====== Data shown ======
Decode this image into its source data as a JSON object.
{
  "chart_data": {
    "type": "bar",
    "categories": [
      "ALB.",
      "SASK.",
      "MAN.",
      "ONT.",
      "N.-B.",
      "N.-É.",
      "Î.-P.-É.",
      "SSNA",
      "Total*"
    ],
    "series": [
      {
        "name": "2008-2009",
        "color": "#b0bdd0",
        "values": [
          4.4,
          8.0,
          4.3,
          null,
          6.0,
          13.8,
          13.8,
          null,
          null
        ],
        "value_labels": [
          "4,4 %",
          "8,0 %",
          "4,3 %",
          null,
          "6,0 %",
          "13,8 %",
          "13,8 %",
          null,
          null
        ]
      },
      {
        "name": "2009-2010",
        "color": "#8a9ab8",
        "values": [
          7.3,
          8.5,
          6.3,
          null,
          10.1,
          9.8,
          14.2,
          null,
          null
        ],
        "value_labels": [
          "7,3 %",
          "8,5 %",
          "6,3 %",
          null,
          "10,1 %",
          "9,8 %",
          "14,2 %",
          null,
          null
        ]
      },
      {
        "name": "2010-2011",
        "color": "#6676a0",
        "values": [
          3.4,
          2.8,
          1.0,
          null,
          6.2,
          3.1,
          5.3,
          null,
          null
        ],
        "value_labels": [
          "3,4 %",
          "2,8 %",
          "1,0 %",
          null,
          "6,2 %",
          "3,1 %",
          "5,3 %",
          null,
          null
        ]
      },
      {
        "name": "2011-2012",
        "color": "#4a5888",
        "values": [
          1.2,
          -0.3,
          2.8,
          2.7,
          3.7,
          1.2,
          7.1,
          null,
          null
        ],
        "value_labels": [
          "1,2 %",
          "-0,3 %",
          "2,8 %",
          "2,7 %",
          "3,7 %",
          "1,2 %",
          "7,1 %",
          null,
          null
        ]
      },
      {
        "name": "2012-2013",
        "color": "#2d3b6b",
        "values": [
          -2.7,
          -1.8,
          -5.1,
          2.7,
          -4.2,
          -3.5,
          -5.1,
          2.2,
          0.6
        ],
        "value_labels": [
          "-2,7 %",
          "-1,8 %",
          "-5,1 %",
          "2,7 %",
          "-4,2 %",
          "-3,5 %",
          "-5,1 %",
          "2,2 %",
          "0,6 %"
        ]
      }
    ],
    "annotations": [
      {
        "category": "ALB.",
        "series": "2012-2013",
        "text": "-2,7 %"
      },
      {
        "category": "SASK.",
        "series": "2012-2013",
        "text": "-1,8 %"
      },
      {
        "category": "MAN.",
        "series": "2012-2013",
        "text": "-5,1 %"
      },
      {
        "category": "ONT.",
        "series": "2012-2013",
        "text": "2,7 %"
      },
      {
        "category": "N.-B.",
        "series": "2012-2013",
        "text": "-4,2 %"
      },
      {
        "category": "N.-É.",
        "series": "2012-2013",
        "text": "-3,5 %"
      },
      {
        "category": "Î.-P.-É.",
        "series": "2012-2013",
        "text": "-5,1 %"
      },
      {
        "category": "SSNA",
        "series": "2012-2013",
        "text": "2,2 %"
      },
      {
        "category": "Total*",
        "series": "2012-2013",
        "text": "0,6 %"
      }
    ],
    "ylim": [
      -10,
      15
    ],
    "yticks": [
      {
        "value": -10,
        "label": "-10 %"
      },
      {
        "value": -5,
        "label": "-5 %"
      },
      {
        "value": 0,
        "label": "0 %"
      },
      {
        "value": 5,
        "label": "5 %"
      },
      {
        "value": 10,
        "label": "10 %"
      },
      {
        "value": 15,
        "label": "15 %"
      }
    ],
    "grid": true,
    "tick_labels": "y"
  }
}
======
#### What the exercise asks:
Report how many lines in the data include the word "text", and give nothing but the count.

#### Result of the task:
9